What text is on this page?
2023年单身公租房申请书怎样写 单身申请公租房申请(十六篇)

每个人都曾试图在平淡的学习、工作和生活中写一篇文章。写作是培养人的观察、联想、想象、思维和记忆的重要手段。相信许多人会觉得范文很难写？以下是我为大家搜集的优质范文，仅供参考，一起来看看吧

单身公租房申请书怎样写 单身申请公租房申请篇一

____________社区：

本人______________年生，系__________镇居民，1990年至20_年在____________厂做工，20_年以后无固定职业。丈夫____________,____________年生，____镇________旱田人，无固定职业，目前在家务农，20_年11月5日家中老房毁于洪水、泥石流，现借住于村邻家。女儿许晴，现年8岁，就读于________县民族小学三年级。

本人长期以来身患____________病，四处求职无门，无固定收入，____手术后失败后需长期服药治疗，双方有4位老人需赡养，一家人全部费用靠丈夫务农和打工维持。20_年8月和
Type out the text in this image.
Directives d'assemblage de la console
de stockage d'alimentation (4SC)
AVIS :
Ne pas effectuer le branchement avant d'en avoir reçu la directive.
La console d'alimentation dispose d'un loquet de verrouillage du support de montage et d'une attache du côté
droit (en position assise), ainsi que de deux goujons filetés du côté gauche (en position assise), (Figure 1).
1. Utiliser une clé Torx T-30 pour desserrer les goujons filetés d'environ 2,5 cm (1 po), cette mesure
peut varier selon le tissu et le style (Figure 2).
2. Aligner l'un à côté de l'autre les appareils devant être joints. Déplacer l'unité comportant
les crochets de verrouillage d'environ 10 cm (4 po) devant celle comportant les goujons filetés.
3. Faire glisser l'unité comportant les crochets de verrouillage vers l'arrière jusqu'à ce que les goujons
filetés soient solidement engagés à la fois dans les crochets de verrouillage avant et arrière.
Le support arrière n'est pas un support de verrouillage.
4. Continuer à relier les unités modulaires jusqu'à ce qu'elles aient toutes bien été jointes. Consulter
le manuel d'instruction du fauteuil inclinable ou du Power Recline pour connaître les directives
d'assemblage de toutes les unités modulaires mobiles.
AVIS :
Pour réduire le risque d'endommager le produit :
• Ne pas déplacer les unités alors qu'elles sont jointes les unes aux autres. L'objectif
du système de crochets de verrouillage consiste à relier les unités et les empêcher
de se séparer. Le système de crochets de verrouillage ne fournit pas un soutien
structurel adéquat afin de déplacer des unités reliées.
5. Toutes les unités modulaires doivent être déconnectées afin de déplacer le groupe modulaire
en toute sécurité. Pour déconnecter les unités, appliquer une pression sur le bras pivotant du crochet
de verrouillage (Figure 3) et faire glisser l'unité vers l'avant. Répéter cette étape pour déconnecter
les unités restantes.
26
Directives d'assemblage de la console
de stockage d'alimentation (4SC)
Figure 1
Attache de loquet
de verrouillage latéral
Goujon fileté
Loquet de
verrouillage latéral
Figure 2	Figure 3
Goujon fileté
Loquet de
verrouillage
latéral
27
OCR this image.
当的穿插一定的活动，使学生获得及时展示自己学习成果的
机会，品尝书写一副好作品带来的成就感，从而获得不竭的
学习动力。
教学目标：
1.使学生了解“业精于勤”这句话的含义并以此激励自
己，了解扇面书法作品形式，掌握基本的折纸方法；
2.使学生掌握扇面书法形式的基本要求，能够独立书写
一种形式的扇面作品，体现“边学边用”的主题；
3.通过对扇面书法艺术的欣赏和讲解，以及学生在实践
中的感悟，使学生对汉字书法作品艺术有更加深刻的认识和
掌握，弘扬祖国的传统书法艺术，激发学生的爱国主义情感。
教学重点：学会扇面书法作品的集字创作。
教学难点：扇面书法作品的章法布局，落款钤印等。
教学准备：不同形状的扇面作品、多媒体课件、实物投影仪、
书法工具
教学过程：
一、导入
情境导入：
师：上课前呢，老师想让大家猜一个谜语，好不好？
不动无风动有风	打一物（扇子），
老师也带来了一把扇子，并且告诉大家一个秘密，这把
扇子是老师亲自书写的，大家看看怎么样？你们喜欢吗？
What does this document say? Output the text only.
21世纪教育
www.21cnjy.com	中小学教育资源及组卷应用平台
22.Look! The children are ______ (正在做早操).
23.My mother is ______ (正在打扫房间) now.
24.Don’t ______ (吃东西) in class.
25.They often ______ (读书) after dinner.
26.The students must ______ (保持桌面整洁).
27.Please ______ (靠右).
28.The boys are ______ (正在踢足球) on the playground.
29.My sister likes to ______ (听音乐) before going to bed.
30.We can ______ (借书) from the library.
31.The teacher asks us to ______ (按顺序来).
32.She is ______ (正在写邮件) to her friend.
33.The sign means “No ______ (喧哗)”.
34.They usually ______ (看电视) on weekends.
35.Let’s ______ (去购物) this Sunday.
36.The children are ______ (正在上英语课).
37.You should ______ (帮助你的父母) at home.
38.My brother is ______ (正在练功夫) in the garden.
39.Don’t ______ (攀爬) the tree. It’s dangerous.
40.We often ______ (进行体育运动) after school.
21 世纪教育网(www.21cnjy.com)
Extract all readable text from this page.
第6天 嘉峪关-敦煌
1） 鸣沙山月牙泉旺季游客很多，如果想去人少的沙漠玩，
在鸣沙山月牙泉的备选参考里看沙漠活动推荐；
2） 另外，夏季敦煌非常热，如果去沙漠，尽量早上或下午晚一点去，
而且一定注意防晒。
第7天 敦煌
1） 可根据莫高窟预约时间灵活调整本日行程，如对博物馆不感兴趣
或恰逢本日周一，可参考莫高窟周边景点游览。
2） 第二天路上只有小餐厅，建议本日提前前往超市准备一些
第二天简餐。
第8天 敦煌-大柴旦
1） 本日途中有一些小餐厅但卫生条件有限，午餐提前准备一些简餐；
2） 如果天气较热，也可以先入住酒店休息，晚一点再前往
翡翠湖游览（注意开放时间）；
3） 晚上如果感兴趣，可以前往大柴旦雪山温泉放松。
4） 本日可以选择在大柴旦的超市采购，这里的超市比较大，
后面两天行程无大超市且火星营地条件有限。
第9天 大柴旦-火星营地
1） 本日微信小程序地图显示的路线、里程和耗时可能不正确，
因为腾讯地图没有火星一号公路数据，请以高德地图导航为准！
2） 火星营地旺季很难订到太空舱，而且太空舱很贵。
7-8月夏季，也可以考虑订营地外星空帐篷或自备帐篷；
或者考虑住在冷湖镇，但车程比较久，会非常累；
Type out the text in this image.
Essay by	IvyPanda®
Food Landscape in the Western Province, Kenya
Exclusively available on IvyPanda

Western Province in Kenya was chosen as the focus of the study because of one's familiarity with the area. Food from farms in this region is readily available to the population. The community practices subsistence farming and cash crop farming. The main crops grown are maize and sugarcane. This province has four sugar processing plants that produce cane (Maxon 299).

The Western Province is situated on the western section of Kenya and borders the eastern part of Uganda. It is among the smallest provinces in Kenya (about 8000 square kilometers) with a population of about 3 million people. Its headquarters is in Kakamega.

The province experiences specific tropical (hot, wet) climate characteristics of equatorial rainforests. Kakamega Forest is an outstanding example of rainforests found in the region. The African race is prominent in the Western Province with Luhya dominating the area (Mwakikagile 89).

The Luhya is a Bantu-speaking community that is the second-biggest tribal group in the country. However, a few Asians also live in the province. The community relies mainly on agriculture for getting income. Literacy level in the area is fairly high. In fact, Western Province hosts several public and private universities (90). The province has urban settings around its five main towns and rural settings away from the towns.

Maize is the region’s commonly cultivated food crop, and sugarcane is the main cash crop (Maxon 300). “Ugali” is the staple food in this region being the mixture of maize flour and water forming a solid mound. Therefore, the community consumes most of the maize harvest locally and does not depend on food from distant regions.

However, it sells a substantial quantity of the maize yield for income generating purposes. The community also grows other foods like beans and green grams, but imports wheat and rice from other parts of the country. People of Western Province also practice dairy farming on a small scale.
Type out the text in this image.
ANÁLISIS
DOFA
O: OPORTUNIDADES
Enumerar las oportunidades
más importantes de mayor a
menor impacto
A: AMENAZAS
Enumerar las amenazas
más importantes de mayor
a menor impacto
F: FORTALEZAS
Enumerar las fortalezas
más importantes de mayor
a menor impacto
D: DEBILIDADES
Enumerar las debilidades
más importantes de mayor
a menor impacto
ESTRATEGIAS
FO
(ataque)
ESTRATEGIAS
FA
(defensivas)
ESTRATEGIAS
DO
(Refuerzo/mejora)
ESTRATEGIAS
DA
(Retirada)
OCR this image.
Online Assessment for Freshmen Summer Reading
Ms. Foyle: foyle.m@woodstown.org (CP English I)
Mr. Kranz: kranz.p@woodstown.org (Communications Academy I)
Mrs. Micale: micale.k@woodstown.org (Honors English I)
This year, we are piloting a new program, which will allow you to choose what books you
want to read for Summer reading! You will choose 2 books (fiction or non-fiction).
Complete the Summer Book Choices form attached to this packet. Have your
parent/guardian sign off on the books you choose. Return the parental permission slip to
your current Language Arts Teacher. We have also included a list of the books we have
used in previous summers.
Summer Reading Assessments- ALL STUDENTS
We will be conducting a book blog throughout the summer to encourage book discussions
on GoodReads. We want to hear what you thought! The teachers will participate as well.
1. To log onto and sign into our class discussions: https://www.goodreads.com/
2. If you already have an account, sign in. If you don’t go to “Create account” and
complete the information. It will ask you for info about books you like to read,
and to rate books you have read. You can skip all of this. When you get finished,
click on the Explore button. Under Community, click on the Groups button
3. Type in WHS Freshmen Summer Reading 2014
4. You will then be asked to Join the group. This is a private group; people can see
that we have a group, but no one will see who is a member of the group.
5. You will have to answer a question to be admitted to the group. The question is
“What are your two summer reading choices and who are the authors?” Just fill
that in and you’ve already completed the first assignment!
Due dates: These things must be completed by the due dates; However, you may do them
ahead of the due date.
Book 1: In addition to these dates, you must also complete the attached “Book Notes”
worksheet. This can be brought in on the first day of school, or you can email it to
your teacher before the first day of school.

──────

Copy and report every line where the word "often" is present.

25.They often ______ (读书) after dinner.
40.We often ______ (进行体育运动) after school.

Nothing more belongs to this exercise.